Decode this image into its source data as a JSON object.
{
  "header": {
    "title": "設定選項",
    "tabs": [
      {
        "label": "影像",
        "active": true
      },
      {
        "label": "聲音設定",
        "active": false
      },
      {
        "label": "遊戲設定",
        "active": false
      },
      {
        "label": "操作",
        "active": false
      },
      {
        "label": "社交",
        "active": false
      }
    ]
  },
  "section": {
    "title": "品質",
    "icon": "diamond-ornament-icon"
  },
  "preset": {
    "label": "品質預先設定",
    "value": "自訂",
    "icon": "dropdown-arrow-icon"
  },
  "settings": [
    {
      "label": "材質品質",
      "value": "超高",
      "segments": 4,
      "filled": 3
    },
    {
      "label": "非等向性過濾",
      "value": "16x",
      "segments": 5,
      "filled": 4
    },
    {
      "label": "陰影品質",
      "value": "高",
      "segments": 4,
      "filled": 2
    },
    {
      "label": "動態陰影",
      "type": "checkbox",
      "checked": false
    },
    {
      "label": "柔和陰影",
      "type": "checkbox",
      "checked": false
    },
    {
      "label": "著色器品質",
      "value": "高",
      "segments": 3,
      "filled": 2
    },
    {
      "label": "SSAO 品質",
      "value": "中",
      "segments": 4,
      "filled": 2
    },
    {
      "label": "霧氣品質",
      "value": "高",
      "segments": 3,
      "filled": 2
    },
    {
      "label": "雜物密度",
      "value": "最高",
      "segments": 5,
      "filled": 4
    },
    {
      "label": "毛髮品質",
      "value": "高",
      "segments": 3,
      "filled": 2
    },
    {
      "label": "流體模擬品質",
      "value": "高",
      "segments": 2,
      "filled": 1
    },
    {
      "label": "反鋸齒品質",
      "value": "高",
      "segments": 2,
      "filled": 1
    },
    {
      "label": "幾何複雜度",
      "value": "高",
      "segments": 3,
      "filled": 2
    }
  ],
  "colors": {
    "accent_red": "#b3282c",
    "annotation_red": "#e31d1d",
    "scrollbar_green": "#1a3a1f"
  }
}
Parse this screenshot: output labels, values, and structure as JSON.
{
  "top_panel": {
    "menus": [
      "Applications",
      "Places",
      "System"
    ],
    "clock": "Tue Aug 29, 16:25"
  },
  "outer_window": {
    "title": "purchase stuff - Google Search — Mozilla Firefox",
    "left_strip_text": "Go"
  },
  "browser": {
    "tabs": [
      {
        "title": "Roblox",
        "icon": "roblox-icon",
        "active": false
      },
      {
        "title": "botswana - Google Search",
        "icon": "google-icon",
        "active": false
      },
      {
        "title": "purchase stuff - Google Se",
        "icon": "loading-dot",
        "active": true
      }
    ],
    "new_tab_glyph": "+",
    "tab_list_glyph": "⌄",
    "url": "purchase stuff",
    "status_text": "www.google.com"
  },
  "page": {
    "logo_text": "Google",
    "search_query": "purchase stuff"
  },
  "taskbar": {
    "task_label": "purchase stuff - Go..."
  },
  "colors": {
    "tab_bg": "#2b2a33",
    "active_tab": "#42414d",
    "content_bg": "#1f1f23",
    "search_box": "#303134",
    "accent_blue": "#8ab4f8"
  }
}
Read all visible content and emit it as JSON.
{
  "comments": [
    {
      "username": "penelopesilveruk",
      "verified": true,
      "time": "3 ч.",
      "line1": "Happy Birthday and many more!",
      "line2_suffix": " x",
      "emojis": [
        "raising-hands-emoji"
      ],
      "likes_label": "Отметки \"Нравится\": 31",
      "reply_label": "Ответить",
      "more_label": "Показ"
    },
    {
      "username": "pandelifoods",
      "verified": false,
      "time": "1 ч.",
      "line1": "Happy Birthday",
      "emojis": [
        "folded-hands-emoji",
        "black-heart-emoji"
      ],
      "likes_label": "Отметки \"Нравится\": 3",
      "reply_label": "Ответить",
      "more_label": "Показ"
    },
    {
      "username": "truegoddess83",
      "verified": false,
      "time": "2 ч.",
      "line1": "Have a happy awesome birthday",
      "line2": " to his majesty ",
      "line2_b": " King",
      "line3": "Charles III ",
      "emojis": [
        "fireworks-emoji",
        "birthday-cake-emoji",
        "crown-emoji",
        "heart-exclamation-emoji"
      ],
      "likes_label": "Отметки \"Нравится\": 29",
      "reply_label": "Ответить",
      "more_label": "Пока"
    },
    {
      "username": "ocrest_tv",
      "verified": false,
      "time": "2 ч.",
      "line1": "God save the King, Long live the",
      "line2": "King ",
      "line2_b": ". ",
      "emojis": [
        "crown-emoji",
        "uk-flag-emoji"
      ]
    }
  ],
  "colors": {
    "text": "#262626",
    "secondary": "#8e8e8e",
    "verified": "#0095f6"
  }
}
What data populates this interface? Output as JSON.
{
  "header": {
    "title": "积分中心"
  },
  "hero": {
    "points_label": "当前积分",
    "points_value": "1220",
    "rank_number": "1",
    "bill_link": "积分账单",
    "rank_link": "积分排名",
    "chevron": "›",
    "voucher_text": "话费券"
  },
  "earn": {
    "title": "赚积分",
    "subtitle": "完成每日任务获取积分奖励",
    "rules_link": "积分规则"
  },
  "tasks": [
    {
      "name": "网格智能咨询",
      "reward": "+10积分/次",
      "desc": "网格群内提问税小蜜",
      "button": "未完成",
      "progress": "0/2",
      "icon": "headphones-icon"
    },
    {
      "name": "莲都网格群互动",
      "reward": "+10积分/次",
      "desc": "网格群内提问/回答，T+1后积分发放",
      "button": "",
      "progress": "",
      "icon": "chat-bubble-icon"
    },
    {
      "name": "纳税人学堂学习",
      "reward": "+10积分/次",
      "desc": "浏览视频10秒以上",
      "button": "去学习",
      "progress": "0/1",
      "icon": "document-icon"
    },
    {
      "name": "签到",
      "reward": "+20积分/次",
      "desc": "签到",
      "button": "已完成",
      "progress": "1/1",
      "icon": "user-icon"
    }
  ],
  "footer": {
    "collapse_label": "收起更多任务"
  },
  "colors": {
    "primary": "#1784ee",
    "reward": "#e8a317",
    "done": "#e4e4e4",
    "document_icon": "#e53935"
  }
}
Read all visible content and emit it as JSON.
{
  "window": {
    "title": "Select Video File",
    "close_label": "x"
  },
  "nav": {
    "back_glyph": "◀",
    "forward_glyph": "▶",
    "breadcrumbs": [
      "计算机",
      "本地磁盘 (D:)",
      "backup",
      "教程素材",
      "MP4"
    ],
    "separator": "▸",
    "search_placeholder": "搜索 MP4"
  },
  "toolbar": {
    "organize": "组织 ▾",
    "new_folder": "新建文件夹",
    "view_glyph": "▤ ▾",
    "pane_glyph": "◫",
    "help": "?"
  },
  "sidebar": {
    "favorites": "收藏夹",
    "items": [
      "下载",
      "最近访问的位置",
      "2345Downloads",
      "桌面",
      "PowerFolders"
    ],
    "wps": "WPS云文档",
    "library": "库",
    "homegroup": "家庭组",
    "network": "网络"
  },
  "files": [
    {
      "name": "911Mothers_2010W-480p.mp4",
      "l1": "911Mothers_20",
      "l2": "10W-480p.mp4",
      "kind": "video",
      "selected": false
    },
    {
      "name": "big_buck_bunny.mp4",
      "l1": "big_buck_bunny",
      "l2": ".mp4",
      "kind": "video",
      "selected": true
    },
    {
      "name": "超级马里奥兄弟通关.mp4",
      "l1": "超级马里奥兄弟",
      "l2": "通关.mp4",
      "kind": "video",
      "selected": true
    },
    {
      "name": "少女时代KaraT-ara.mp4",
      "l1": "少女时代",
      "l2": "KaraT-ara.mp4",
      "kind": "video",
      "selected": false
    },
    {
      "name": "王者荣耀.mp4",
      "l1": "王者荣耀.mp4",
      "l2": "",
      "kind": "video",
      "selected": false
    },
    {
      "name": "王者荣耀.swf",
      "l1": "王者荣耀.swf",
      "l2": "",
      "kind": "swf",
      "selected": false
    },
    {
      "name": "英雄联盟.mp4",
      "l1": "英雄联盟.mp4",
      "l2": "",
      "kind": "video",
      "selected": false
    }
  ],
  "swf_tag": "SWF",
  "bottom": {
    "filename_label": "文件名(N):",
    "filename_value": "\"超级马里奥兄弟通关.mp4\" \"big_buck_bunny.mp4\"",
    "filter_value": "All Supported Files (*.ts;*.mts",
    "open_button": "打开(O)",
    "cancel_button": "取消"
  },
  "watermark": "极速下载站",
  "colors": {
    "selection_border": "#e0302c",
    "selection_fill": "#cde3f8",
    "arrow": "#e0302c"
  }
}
+++
SET TASK
Report every line containing the word "data" from the listing above.

WORKED ANSWER
Decode this image into its source data as a JSON object.
What data populates this interface? Output as JSON.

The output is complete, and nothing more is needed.